##### Task input #####
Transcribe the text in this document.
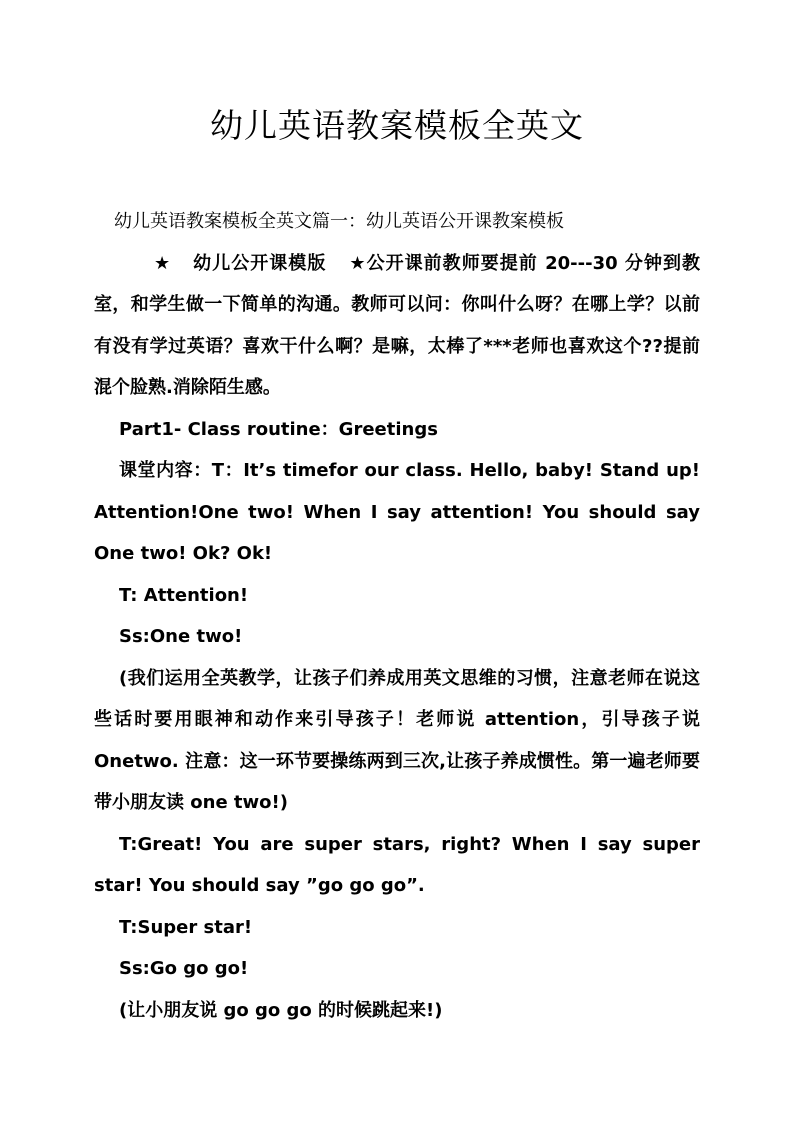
幼儿英语教案模板全英文

幼儿英语教案模板全英文篇一：幼儿英语公开课教案模板

★ 幼儿公开课模版 ★公开课前教师要提前 20---30 分钟到教室，和学生做一下简单的沟通。教师可以问：你叫什么呀？在哪上学？以前有没有学过英语？喜欢干什么啊？是嘛，太棒了***老师也喜欢这个??提前混个脸熟.消除陌生感。

Part1- Class routine：Greetings

课堂内容：T：It’s timefor our class. Hello, baby! Stand up! Attention!One two! When I say attention! You should say One two! Ok? Ok!

T: Attention!

Ss:One two!

(我们运用全英教学，让孩子们养成用英文思维的习惯，注意老师在说这些话时要用眼神和动作来引导孩子！老师说 attention，引导孩子说 Onetwo. 注意：这一环节要操练两到三次,让孩子养成惯性。第一遍老师要带小朋友读 one two!)

T:Great! You are super stars, right? When I say super star! You should say ”go go go”.

T:Super star!

Ss:Go go go!

(让小朋友说 go go go 的时候跳起来!)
#####
### What is being asked:
Copy the listing word for word, excluding its pictures.

### Task solution:
Transcribe the text in this document.
幼儿英语教案模板全英文

幼儿英语教案模板全英文篇一：幼儿英语公开课教案模板

★ 幼儿公开课模版 ★公开课前教师要提前 20---30 分钟到教室，和学生做一下简单的沟通。教师可以问：你叫什么呀？在哪上学？以前有没有学过英语？喜欢干什么啊？是嘛，太棒了***老师也喜欢这个??提前混个脸熟.消除陌生感。

Part1- Class routine：Greetings

课堂内容：T：It’s timefor our class. Hello, baby! Stand up! Attention!One two! When I say attention! You should say One two! Ok? Ok!

T: Attention!

Ss:One two!

(我们运用全英教学，让孩子们养成用英文思维的习惯，注意老师在说这些话时要用眼神和动作来引导孩子！老师说 attention，引导孩子说 Onetwo. 注意：这一环节要操练两到三次,让孩子养成惯性。第一遍老师要带小朋友读 one two!)

T:Great! You are super stars, right? When I say super star! You should say ”go go go”.

T:Super star!

Ss:Go go go!

(让小朋友说 go go go 的时候跳起来!)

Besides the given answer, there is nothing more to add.